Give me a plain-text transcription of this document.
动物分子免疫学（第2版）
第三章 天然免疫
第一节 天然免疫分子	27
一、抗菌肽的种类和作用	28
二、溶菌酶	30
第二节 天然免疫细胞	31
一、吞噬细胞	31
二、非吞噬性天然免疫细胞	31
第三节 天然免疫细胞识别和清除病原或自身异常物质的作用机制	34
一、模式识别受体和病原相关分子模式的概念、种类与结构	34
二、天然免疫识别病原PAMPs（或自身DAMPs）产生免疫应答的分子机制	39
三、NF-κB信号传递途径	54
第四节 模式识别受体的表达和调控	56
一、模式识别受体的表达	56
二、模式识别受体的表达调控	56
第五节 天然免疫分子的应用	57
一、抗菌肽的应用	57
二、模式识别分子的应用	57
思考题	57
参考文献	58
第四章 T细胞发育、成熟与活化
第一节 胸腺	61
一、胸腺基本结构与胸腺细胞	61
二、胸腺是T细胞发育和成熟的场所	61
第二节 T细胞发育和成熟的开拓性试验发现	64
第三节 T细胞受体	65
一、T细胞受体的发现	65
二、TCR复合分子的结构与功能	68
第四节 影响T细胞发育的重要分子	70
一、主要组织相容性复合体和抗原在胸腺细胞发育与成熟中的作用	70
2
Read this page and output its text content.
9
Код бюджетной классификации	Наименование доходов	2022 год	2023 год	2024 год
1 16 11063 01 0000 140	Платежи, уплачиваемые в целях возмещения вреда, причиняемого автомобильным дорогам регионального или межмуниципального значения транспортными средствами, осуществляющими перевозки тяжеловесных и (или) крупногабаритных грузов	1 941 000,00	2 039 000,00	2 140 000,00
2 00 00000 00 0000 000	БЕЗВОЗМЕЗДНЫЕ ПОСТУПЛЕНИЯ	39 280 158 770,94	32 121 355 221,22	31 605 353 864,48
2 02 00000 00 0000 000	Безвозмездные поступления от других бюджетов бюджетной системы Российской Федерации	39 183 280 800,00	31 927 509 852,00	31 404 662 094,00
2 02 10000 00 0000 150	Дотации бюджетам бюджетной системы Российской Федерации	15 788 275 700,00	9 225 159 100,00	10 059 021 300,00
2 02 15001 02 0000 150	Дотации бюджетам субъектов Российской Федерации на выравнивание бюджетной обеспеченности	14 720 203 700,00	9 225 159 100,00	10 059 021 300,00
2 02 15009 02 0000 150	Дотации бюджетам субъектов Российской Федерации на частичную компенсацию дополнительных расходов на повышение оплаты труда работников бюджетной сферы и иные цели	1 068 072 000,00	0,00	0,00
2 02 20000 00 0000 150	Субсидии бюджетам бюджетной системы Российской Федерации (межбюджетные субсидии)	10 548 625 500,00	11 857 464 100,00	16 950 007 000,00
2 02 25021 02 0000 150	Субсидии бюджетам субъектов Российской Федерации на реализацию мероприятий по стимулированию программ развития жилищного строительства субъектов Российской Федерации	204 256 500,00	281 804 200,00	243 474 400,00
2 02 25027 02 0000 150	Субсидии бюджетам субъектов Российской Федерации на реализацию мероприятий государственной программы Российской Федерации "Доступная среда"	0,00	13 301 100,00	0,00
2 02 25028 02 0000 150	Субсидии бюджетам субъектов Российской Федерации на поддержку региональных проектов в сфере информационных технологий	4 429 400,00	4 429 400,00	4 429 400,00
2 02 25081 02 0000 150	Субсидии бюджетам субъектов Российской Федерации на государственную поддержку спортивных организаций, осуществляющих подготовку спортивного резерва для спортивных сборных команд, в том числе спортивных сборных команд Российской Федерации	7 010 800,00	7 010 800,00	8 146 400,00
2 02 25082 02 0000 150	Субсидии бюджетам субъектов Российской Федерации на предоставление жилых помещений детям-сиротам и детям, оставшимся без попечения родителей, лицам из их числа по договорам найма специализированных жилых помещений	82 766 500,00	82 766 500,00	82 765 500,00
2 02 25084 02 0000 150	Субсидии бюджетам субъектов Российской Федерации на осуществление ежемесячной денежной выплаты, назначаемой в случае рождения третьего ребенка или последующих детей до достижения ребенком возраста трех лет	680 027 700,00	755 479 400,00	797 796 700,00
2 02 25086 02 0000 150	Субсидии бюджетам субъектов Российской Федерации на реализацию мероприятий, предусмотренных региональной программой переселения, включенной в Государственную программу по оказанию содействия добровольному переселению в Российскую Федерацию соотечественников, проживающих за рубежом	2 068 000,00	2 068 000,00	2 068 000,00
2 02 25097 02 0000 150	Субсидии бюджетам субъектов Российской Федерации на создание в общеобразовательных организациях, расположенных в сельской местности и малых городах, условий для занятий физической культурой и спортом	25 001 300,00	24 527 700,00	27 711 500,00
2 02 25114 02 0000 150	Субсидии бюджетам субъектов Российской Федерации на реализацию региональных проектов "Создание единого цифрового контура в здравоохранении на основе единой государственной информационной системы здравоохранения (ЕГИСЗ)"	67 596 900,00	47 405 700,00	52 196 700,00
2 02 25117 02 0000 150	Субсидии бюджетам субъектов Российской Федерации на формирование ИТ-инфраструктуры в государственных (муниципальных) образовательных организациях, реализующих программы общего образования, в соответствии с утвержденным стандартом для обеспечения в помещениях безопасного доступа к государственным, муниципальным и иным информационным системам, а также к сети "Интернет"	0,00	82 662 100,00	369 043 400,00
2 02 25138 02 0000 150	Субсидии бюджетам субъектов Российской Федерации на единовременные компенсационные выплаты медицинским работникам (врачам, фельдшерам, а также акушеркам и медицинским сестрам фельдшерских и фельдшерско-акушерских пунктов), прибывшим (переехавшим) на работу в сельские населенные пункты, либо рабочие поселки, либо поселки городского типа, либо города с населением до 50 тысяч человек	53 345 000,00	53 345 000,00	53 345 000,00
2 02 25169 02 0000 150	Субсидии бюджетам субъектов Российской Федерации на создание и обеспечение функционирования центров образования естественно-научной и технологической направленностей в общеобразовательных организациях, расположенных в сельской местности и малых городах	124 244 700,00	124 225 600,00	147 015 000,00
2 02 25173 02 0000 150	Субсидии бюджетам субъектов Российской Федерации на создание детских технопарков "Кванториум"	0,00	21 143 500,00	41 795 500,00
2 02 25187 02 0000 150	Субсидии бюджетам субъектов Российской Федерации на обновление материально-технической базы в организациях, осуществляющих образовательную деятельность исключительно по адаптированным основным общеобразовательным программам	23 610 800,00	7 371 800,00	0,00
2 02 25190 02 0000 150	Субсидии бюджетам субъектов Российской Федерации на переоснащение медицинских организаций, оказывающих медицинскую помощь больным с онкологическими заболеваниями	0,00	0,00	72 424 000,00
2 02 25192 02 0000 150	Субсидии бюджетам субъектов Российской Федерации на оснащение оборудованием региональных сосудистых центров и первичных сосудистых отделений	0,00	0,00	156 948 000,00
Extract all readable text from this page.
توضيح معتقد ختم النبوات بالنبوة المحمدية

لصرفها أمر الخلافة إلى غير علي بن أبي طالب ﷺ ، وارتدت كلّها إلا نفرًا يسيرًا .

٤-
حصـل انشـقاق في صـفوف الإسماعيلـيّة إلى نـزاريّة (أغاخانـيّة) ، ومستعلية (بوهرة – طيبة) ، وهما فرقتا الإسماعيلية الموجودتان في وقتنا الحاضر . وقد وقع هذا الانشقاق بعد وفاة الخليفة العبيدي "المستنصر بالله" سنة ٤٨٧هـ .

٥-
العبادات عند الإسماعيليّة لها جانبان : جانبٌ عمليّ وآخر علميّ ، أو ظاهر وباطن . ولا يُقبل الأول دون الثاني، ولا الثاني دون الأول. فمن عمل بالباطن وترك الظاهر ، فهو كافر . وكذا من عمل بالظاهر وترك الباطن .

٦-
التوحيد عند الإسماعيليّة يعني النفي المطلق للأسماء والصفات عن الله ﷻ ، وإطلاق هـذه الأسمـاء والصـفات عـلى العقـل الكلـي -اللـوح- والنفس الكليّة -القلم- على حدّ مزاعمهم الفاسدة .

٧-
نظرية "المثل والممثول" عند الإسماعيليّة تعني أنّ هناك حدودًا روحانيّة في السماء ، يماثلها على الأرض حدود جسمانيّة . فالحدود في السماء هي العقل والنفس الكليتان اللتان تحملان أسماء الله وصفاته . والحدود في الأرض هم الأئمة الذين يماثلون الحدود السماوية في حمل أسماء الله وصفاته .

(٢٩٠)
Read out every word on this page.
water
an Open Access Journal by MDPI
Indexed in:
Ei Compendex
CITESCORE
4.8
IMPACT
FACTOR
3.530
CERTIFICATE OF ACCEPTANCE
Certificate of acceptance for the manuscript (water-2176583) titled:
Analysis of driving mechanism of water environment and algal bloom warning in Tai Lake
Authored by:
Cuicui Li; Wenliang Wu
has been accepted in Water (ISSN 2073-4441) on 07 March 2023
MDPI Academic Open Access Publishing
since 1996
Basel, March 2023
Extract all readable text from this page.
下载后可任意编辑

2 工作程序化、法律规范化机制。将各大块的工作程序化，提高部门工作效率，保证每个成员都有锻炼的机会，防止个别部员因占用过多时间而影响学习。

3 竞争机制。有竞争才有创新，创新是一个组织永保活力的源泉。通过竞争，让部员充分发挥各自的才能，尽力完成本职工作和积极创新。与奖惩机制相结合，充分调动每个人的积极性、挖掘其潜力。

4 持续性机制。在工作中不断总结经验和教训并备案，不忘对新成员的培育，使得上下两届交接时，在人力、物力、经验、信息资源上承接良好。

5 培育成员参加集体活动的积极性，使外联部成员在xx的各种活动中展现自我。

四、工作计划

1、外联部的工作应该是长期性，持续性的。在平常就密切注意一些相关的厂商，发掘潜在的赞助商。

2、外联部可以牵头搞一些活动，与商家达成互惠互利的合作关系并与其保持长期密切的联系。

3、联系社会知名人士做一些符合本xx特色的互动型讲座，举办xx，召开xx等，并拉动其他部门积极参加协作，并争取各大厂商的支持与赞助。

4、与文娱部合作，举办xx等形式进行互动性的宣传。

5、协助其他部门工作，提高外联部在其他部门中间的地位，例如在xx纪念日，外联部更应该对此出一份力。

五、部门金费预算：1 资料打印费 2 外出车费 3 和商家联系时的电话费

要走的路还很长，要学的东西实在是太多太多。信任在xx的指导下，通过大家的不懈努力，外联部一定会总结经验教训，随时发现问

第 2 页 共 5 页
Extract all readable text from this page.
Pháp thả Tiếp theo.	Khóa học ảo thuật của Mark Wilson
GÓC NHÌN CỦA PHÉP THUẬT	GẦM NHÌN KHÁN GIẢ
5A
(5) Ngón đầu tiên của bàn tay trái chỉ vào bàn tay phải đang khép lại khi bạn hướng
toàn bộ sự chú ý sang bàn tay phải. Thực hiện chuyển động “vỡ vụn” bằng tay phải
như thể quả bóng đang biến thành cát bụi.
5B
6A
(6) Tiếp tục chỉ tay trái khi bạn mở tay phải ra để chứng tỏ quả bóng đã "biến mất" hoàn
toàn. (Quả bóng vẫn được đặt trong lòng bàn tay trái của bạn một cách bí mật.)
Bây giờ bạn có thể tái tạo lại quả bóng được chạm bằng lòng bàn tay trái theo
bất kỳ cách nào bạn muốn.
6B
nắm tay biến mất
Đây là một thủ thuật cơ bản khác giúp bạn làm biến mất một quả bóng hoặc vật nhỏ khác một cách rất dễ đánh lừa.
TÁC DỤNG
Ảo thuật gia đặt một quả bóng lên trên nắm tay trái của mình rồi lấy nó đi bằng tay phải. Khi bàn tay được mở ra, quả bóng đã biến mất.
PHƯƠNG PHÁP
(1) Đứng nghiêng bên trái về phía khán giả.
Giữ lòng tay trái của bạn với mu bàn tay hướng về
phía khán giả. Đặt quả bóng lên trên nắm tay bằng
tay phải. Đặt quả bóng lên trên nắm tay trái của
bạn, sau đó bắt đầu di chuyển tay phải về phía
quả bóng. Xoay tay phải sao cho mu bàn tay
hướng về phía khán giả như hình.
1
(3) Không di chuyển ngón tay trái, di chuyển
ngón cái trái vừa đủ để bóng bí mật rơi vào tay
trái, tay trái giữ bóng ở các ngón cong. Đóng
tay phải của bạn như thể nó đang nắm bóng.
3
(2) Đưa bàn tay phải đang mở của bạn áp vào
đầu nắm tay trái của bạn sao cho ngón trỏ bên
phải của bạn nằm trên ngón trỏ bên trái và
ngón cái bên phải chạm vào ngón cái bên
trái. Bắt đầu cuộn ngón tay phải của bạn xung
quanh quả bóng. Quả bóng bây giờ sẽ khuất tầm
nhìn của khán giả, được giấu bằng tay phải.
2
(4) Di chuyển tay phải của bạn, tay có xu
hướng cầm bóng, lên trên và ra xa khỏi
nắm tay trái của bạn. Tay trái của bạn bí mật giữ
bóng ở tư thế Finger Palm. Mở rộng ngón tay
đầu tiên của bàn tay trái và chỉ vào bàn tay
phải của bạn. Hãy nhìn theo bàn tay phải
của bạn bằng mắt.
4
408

### What you will do
Extract every line above that contains the word "Access".

### Solution
an Open Access Journal by MDPI
MDPI Academic Open Access Publishing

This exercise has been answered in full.